-- WHAT IS REQUIRED --
From the listing below, extract every line containing "milliers".

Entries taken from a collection
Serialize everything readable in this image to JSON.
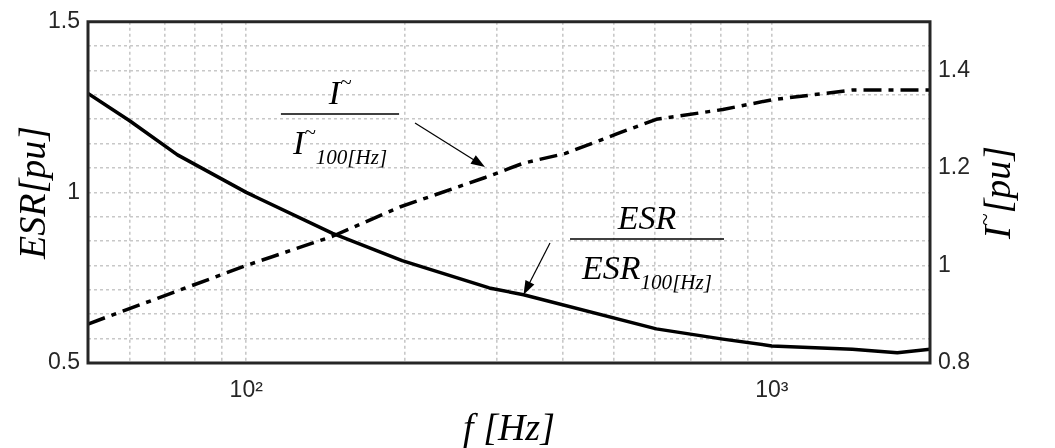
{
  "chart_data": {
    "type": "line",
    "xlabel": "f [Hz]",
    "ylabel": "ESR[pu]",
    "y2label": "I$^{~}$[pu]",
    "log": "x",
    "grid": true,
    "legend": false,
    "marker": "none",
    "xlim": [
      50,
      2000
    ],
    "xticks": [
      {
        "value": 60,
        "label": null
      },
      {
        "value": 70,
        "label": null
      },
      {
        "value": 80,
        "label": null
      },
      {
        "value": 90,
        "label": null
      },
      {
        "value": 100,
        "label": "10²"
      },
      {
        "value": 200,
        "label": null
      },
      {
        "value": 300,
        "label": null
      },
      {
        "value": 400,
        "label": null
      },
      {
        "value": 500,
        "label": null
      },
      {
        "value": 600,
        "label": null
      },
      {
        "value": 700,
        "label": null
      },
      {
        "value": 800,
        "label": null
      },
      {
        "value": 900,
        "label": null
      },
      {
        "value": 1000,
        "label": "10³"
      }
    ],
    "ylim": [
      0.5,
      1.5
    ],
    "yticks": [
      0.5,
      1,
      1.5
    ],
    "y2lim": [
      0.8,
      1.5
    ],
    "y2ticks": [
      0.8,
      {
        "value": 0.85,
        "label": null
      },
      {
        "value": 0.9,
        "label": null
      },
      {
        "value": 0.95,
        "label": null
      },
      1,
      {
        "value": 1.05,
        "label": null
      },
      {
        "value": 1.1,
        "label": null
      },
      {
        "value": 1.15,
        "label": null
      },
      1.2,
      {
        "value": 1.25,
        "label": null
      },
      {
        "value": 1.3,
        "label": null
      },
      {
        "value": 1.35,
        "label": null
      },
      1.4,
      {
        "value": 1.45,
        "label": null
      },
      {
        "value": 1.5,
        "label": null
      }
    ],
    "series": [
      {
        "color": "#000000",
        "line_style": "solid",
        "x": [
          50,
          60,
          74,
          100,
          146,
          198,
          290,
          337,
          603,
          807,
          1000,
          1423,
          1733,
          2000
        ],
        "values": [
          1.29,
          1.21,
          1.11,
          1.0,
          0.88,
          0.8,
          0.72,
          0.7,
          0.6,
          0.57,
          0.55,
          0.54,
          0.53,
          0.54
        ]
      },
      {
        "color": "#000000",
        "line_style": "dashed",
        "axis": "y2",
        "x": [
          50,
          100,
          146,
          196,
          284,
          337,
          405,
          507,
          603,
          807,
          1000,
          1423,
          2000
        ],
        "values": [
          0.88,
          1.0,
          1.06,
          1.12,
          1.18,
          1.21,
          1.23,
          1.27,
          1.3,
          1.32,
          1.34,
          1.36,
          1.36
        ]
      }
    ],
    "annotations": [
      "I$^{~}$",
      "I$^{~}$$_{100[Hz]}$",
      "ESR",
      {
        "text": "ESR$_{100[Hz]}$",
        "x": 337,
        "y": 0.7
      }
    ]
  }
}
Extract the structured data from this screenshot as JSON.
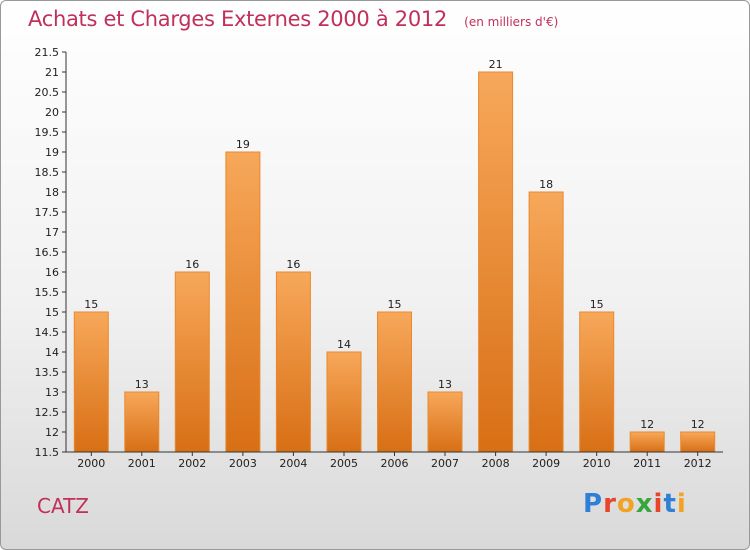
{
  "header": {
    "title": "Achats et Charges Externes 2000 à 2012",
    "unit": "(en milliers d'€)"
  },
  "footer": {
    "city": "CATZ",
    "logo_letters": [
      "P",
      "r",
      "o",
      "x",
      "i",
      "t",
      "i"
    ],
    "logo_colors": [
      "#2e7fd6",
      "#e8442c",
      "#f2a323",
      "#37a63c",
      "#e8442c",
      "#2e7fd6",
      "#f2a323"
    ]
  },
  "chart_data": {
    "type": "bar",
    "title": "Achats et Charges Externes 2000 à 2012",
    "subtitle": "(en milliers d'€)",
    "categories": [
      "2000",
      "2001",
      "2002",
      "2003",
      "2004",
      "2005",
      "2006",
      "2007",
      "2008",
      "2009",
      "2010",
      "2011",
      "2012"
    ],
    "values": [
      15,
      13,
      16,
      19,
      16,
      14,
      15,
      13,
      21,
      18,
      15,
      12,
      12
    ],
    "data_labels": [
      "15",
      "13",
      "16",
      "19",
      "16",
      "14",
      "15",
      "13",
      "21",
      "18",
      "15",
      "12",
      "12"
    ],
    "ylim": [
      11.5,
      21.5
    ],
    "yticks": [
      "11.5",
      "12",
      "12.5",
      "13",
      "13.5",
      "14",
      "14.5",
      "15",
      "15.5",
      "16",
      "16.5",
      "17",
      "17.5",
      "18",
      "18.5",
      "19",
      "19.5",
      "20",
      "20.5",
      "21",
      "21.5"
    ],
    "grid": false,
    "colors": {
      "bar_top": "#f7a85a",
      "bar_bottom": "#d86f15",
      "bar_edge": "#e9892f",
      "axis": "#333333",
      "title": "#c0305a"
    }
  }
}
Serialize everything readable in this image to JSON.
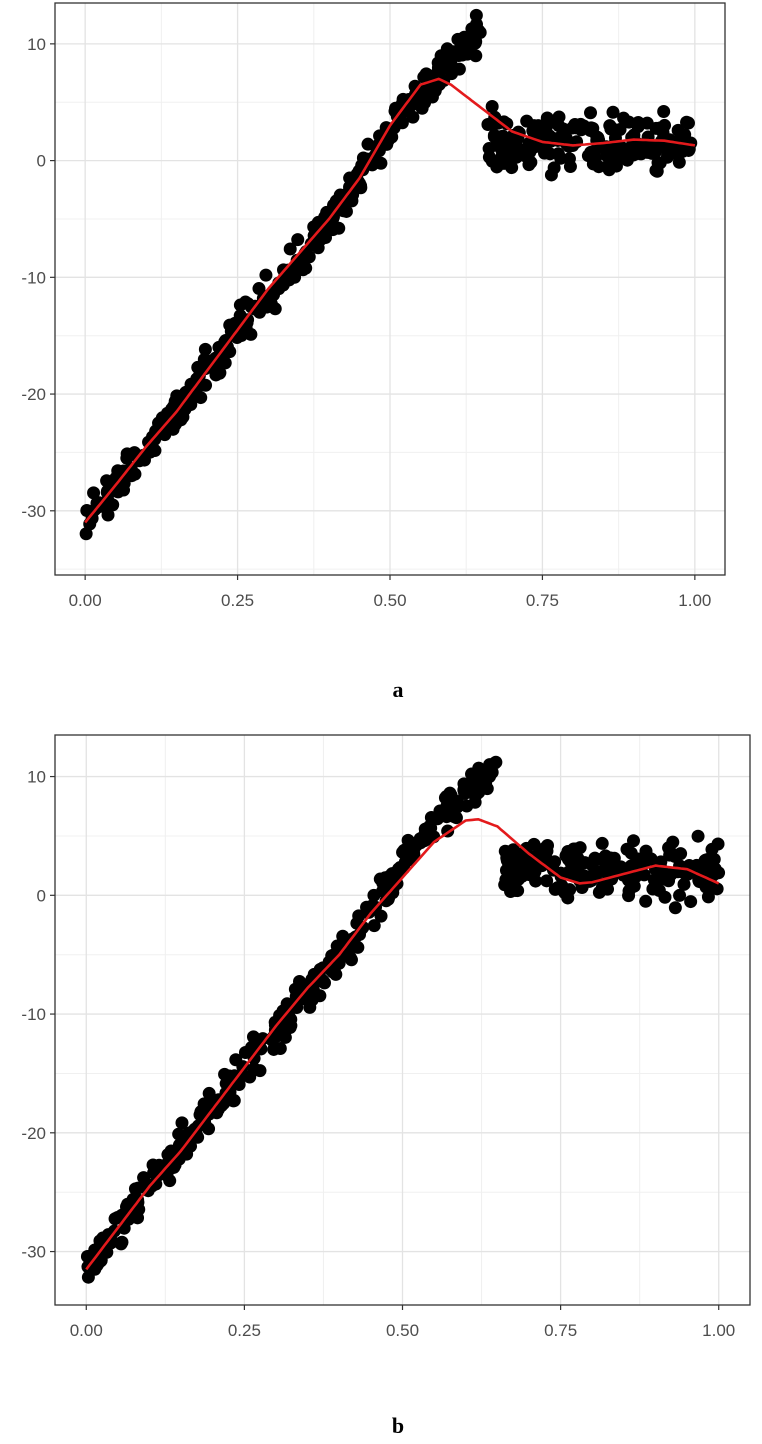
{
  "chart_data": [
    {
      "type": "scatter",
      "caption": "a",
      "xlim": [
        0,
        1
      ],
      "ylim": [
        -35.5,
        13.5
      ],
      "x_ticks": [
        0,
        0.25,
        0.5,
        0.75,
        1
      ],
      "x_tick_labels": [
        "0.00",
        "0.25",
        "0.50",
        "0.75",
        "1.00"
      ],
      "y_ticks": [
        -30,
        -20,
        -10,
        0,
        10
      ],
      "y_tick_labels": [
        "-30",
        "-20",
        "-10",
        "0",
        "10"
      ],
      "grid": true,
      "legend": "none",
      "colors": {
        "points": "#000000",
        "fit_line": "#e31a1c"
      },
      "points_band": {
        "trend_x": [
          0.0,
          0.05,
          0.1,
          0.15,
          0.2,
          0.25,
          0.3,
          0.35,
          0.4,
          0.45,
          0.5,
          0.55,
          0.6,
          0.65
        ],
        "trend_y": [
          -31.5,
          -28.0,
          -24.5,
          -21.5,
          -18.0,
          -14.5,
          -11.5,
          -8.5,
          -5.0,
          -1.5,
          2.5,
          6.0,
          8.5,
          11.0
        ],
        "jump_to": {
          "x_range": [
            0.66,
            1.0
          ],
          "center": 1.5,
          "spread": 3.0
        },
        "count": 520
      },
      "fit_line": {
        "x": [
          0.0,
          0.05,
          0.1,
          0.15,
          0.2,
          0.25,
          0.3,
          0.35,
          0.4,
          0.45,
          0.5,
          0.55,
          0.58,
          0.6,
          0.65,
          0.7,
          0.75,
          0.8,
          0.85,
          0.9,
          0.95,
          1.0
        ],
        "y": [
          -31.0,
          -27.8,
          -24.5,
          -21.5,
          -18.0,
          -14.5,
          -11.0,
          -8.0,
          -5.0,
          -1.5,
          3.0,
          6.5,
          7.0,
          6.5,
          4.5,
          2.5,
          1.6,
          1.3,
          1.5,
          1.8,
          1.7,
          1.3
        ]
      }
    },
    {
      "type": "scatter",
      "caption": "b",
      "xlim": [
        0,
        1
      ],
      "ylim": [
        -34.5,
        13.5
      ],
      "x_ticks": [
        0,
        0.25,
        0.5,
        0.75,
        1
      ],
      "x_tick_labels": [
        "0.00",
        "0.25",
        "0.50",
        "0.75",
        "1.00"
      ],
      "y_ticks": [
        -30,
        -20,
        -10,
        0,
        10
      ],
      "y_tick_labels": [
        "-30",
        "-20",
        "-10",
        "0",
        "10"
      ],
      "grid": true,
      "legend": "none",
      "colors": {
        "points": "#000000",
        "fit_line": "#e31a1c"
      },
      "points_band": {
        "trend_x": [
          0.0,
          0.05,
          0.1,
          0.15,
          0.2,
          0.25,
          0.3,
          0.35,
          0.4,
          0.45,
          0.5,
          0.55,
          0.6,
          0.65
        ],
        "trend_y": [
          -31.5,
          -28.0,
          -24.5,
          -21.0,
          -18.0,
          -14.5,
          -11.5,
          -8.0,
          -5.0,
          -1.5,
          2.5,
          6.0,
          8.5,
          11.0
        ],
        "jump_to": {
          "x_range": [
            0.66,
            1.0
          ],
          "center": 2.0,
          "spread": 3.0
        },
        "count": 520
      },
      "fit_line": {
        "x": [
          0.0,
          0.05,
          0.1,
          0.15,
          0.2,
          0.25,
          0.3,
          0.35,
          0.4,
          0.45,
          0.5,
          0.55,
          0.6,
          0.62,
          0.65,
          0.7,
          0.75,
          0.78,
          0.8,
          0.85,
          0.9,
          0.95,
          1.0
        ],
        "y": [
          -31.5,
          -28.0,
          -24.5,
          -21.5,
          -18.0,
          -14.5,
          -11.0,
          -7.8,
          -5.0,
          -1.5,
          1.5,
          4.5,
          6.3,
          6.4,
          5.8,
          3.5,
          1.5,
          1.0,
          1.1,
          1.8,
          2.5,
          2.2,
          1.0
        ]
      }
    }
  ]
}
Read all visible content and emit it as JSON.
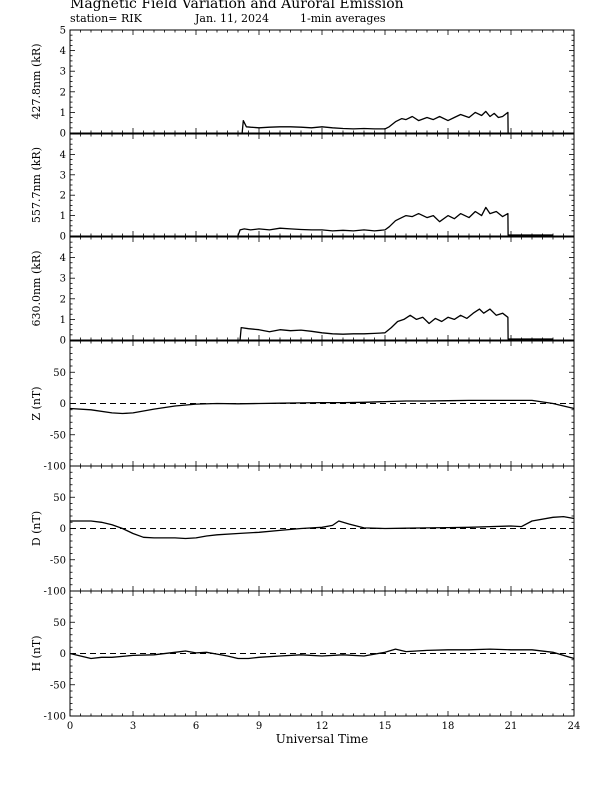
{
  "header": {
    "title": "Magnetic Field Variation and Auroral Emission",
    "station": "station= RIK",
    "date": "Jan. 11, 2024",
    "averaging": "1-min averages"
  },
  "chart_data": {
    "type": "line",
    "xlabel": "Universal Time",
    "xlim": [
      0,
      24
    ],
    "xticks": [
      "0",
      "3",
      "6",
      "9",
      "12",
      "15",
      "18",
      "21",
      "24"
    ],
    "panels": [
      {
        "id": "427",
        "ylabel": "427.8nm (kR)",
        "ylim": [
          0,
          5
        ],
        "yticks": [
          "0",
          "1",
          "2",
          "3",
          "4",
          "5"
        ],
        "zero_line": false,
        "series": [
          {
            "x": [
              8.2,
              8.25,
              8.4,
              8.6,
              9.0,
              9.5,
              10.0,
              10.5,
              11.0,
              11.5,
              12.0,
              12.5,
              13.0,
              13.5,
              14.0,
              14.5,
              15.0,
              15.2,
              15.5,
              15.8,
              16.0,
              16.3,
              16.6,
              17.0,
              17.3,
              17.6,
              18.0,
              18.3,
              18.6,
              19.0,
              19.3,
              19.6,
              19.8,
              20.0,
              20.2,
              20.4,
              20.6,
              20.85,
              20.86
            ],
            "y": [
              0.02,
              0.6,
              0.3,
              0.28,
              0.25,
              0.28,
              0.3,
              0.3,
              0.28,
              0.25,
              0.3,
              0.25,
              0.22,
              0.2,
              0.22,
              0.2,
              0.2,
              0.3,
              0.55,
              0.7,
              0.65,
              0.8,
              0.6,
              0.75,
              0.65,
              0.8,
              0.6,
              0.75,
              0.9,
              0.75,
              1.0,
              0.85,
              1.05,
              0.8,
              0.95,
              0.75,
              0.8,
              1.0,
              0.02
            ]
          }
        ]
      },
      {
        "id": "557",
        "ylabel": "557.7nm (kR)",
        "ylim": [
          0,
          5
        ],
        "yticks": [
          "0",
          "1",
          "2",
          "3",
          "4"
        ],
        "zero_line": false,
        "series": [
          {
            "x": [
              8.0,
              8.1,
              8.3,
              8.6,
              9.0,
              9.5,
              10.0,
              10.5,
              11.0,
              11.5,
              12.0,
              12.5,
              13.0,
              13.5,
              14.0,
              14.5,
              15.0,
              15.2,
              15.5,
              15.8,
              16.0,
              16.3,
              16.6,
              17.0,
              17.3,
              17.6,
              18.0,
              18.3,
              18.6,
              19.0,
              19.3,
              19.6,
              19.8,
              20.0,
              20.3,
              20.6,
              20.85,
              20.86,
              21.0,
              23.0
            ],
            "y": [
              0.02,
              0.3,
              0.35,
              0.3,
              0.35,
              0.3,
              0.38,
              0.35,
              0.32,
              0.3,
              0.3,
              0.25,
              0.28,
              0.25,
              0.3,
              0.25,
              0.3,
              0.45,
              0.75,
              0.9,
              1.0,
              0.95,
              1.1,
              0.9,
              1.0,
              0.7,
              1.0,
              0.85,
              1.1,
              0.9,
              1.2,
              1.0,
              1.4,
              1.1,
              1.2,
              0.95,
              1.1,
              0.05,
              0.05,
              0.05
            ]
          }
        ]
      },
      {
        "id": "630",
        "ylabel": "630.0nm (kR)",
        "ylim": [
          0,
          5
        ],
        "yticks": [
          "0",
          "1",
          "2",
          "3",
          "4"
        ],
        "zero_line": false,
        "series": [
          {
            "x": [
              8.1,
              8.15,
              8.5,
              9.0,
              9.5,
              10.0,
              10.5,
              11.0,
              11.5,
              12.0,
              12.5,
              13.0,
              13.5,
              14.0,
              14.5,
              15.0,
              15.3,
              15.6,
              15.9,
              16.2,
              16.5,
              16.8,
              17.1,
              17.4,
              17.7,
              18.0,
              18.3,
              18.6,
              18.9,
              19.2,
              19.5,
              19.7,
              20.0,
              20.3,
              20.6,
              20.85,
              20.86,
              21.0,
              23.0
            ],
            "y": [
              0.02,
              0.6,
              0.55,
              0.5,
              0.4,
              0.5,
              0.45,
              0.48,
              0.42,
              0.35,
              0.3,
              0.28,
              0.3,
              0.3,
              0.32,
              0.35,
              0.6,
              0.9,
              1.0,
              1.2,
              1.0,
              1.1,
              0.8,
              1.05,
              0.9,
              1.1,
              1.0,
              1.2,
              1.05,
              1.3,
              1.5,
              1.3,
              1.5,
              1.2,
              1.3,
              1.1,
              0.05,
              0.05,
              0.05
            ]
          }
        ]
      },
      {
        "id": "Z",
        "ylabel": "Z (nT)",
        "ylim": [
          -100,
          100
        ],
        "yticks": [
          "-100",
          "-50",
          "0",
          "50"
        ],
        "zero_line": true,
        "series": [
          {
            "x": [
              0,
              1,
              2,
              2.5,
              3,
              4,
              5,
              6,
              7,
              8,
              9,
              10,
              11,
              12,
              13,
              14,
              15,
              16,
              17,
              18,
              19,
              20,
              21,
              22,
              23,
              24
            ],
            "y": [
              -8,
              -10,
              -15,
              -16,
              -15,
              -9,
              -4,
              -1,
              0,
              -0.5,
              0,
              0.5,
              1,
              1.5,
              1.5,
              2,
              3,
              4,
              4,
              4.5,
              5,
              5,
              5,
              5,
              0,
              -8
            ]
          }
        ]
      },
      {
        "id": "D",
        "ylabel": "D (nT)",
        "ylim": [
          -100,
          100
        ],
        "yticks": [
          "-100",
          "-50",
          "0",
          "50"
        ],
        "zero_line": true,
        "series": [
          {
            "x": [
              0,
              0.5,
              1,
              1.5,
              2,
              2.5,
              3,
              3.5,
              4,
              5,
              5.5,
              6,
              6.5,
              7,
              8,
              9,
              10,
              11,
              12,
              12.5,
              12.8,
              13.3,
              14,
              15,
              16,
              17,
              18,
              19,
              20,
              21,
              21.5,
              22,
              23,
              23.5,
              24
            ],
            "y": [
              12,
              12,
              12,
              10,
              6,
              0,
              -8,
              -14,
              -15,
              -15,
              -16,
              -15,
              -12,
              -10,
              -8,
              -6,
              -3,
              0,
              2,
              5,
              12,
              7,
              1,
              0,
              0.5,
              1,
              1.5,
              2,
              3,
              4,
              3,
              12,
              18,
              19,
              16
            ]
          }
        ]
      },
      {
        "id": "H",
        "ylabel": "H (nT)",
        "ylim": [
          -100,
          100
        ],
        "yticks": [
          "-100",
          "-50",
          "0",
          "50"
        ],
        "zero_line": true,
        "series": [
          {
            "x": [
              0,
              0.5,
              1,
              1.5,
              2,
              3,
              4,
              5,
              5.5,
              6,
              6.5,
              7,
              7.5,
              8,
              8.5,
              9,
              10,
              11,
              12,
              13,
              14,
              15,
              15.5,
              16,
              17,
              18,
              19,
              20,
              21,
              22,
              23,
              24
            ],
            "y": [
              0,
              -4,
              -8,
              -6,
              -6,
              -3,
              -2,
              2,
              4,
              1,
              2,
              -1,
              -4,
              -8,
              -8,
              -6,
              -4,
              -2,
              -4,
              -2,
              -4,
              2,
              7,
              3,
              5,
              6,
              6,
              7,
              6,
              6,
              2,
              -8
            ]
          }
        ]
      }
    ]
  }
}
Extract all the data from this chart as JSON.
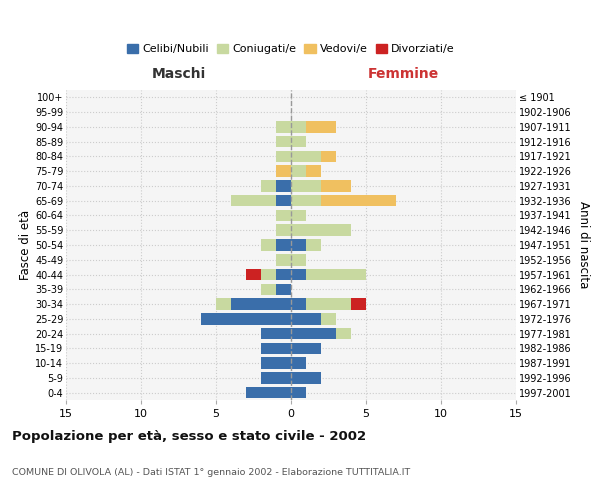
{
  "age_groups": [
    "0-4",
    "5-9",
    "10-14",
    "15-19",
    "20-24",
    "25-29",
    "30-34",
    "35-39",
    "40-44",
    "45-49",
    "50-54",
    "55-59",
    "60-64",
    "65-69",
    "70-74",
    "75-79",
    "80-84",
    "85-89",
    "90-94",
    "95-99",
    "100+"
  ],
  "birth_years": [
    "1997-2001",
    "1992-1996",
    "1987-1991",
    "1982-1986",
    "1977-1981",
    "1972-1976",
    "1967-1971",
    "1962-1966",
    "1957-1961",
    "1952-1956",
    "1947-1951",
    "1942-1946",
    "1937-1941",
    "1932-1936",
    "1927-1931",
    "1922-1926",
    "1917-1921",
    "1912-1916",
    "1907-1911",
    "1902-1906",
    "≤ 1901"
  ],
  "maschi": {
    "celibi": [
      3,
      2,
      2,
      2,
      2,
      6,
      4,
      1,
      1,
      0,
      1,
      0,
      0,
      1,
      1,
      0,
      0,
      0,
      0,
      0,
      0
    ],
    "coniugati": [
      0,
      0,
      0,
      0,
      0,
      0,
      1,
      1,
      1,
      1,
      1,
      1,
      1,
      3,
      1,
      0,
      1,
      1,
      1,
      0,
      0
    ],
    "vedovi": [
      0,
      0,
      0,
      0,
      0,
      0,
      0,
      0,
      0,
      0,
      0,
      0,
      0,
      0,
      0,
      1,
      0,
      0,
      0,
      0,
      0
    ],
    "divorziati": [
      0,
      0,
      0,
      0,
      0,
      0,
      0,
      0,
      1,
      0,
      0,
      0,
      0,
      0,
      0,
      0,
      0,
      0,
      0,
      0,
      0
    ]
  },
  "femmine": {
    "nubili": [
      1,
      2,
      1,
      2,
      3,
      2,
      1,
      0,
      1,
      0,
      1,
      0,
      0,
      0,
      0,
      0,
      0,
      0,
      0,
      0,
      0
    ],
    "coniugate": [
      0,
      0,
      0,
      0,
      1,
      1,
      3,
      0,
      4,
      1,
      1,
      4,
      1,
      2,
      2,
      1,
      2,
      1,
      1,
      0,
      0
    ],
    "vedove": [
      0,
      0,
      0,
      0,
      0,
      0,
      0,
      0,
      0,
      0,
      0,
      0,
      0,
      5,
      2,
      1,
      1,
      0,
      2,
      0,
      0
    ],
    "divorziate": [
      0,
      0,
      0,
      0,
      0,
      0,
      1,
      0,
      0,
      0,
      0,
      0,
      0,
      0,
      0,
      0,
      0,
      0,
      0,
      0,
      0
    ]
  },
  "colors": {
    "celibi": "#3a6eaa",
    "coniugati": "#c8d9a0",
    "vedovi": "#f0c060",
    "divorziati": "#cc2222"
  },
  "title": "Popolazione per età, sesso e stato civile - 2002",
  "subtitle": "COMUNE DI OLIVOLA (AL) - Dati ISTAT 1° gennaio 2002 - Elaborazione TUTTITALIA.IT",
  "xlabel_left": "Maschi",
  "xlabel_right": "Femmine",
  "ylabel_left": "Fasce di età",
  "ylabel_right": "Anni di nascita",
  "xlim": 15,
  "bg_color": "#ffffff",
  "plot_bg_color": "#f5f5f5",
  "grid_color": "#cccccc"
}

-- EXERCISE RESULT --
    "unit": "(en milliers d'€)"
    "subtitle": "(en milliers d'€)",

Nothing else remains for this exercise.